> **Prompt**:
Can the data below be echoed back word for word?

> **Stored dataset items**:
# # #

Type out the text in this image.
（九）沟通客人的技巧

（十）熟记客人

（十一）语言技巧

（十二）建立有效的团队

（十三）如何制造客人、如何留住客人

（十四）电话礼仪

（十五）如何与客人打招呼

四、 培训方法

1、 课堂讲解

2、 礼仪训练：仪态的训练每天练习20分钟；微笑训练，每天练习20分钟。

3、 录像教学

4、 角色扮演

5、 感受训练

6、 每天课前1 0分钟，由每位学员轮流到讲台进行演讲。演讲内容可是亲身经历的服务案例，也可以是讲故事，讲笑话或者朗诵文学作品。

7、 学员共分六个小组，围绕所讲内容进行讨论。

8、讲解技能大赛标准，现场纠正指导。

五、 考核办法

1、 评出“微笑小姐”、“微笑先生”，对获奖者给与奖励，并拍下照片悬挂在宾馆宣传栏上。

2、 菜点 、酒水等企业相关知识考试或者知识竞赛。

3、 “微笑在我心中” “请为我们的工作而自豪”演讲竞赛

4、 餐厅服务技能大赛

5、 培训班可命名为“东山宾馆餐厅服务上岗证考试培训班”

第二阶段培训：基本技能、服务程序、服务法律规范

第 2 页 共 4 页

# # #

> **Finished task**:
Type out the text in this image.
（九）沟通客人的技巧

（十）熟记客人

（十一）语言技巧

（十二）建立有效的团队

（十三）如何制造客人、如何留住客人

（十四）电话礼仪

（十五）如何与客人打招呼

四、 培训方法

1、 课堂讲解

2、 礼仪训练：仪态的训练每天练习20分钟；微笑训练，每天练习20分钟。

3、 录像教学

4、 角色扮演

5、 感受训练

6、 每天课前1 0分钟，由每位学员轮流到讲台进行演讲。演讲内容可是亲身经历的服务案例，也可以是讲故事，讲笑话或者朗诵文学作品。

7、 学员共分六个小组，围绕所讲内容进行讨论。

8、讲解技能大赛标准，现场纠正指导。

五、 考核办法

1、 评出“微笑小姐”、“微笑先生”，对获奖者给与奖励，并拍下照片悬挂在宾馆宣传栏上。

2、 菜点 、酒水等企业相关知识考试或者知识竞赛。

3、 “微笑在我心中” “请为我们的工作而自豪”演讲竞赛

4、 餐厅服务技能大赛

5、 培训班可命名为“东山宾馆餐厅服务上岗证考试培训班”

第二阶段培训：基本技能、服务程序、服务法律规范

第 2 页 共 4 页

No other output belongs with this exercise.